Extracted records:
※
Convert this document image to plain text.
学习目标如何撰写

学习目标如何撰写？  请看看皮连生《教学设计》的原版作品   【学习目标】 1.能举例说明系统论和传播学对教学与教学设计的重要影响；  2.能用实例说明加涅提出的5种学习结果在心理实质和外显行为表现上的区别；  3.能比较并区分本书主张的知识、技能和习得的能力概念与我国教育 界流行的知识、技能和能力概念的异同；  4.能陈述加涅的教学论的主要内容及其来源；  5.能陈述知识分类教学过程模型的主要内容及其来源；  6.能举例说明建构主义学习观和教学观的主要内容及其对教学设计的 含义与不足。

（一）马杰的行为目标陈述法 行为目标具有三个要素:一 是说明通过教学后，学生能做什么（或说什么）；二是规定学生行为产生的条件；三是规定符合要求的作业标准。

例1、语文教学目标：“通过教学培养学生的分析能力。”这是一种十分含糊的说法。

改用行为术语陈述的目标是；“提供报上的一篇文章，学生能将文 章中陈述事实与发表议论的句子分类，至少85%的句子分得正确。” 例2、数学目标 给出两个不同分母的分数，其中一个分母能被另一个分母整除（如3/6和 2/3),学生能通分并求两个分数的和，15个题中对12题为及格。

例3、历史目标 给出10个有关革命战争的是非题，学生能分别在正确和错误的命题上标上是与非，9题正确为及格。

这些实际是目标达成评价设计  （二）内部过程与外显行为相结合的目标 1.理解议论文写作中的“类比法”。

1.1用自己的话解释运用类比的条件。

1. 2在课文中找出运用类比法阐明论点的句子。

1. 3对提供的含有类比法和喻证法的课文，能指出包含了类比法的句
※
Out of the material above, select every line that holds the string "学习目标如何撰写".

• Response:
学习目标如何撰写
学习目标如何撰写？  请看看皮连生《教学设计》的原版作品   【学习目标】 1.能举例说明系统论和传播学对教学与教学设计的重要影响；  2.能用实例说明加涅提出的5种学习结果在心理实质和外显行为表现上的区别；  3.能比较并区分本书主张的知识、技能和习得的能力概念与我国教育 界流行的知识、技能和能力概念的异同；  4.能陈述加涅的教学论的主要内容及其来源；  5.能陈述知识分类教学过程模型的主要内容及其来源；  6.能举例说明建构主义学习观和教学观的主要内容及其对教学设计的 含义与不足。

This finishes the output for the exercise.